TASK: Write out the records again, exactly, leaving none out.

INPUT FOR THIS TASK:
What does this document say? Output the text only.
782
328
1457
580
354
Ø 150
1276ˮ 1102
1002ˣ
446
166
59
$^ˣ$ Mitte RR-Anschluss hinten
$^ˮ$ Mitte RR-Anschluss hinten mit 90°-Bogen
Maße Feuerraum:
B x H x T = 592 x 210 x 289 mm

SOLUTION:
What does this document say? Output the text only.
782
328
1457
580
354
Ø 150
1276ˮ 1102
1002ˣ
446
166
59
$^ˣ$ Mitte RR-Anschluss hinten
$^ˮ$ Mitte RR-Anschluss hinten mit 90°-Bogen
Maße Feuerraum:
B x H x T = 592 x 210 x 289 mm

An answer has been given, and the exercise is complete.